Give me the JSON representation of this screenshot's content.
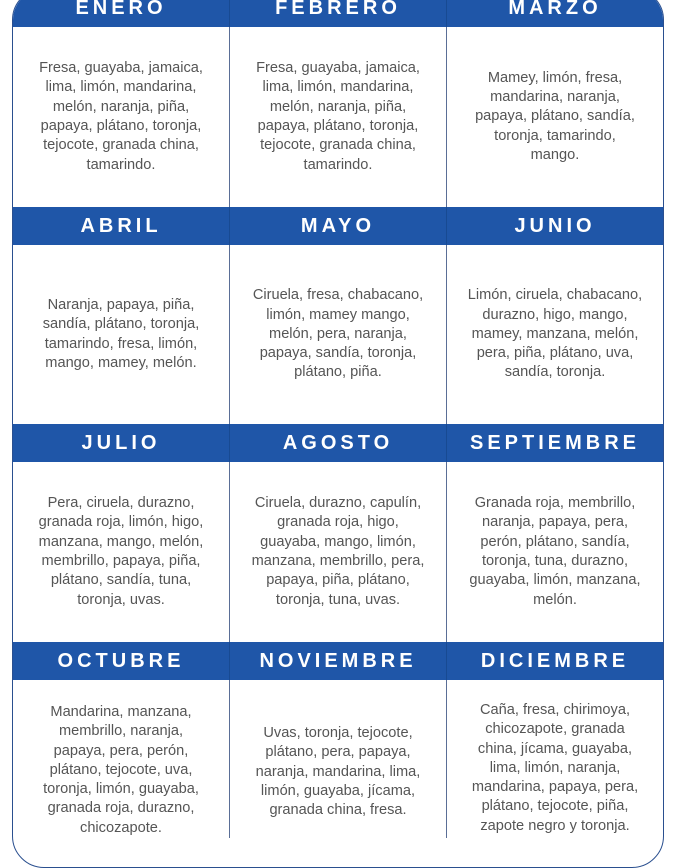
{
  "accent_color": "#1f56a8",
  "months": [
    {
      "name": "ENERO",
      "fruits": "Fresa, guayaba, jamaica,\nlima, limón, mandarina,\nmelón, naranja, piña,\npapaya, plátano, toronja,\ntejocote, granada china,\ntamarindo."
    },
    {
      "name": "FEBRERO",
      "fruits": "Fresa, guayaba, jamaica,\nlima, limón, mandarina,\nmelón, naranja, piña,\npapaya, plátano, toronja,\ntejocote, granada china,\ntamarindo."
    },
    {
      "name": "MARZO",
      "fruits": "Mamey, limón, fresa,\nmandarina, naranja,\npapaya, plátano, sandía,\ntoronja, tamarindo,\nmango."
    },
    {
      "name": "ABRIL",
      "fruits": "Naranja, papaya, piña,\nsandía, plátano, toronja,\ntamarindo, fresa, limón,\nmango, mamey, melón."
    },
    {
      "name": "MAYO",
      "fruits": "Ciruela, fresa, chabacano,\nlimón, mamey mango,\nmelón, pera, naranja,\npapaya, sandía, toronja,\nplátano, piña."
    },
    {
      "name": "JUNIO",
      "fruits": "Limón, ciruela, chabacano,\ndurazno, higo, mango,\nmamey, manzana, melón,\npera, piña, plátano, uva,\nsandía, toronja."
    },
    {
      "name": "JULIO",
      "fruits": "Pera, ciruela, durazno,\ngranada roja, limón, higo,\nmanzana, mango, melón,\nmembrillo, papaya, piña,\nplátano, sandía, tuna,\ntoronja, uvas."
    },
    {
      "name": "AGOSTO",
      "fruits": "Ciruela, durazno, capulín,\ngranada roja, higo,\nguayaba, mango, limón,\nmanzana, membrillo, pera,\npapaya, piña, plátano,\ntoronja, tuna, uvas."
    },
    {
      "name": "SEPTIEMBRE",
      "fruits": "Granada roja, membrillo,\nnaranja, papaya, pera,\nperón, plátano, sandía,\ntoronja, tuna, durazno,\nguayaba, limón, manzana,\nmelón."
    },
    {
      "name": "OCTUBRE",
      "fruits": "Mandarina, manzana,\nmembrillo, naranja,\npapaya, pera, perón,\nplátano, tejocote, uva,\ntoronja, limón, guayaba,\ngranada roja, durazno,\nchicozapote."
    },
    {
      "name": "NOVIEMBRE",
      "fruits": "Uvas, toronja, tejocote,\nplátano, pera, papaya,\nnaranja, mandarina, lima,\nlimón, guayaba, jícama,\ngranada china, fresa."
    },
    {
      "name": "DICIEMBRE",
      "fruits": "Caña, fresa, chirimoya,\nchicozapote, granada\nchina, jícama, guayaba,\nlima, limón, naranja,\nmandarina, papaya, pera,\nplátano, tejocote, piña,\nzapote negro y toronja."
    }
  ]
}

════

REQUIREMENTS:
Omit every image. Quote each record exactly.

TASK OUTPUT:
Give me the JSON representation of this screenshot's content.
{
  "accent_color": "#1f56a8",
  "months": [
    {
      "name": "ENERO",
      "fruits": "Fresa, guayaba, jamaica,\nlima, limón, mandarina,\nmelón, naranja, piña,\npapaya, plátano, toronja,\ntejocote, granada china,\ntamarindo."
    },
    {
      "name": "FEBRERO",
      "fruits": "Fresa, guayaba, jamaica,\nlima, limón, mandarina,\nmelón, naranja, piña,\npapaya, plátano, toronja,\ntejocote, granada china,\ntamarindo."
    },
    {
      "name": "MARZO",
      "fruits": "Mamey, limón, fresa,\nmandarina, naranja,\npapaya, plátano, sandía,\ntoronja, tamarindo,\nmango."
    },
    {
      "name": "ABRIL",
      "fruits": "Naranja, papaya, piña,\nsandía, plátano, toronja,\ntamarindo, fresa, limón,\nmango, mamey, melón."
    },
    {
      "name": "MAYO",
      "fruits": "Ciruela, fresa, chabacano,\nlimón, mamey mango,\nmelón, pera, naranja,\npapaya, sandía, toronja,\nplátano, piña."
    },
    {
      "name": "JUNIO",
      "fruits": "Limón, ciruela, chabacano,\ndurazno, higo, mango,\nmamey, manzana, melón,\npera, piña, plátano, uva,\nsandía, toronja."
    },
    {
      "name": "JULIO",
      "fruits": "Pera, ciruela, durazno,\ngranada roja, limón, higo,\nmanzana, mango, melón,\nmembrillo, papaya, piña,\nplátano, sandía, tuna,\ntoronja, uvas."
    },
    {
      "name": "AGOSTO",
      "fruits": "Ciruela, durazno, capulín,\ngranada roja, higo,\nguayaba, mango, limón,\nmanzana, membrillo, pera,\npapaya, piña, plátano,\ntoronja, tuna, uvas."
    },
    {
      "name": "SEPTIEMBRE",
      "fruits": "Granada roja, membrillo,\nnaranja, papaya, pera,\nperón, plátano, sandía,\ntoronja, tuna, durazno,\nguayaba, limón, manzana,\nmelón."
    },
    {
      "name": "OCTUBRE",
      "fruits": "Mandarina, manzana,\nmembrillo, naranja,\npapaya, pera, perón,\nplátano, tejocote, uva,\ntoronja, limón, guayaba,\ngranada roja, durazno,\nchicozapote."
    },
    {
      "name": "NOVIEMBRE",
      "fruits": "Uvas, toronja, tejocote,\nplátano, pera, papaya,\nnaranja, mandarina, lima,\nlimón, guayaba, jícama,\ngranada china, fresa."
    },
    {
      "name": "DICIEMBRE",
      "fruits": "Caña, fresa, chirimoya,\nchicozapote, granada\nchina, jícama, guayaba,\nlima, limón, naranja,\nmandarina, papaya, pera,\nplátano, tejocote, piña,\nzapote negro y toronja."
    }
  ]
}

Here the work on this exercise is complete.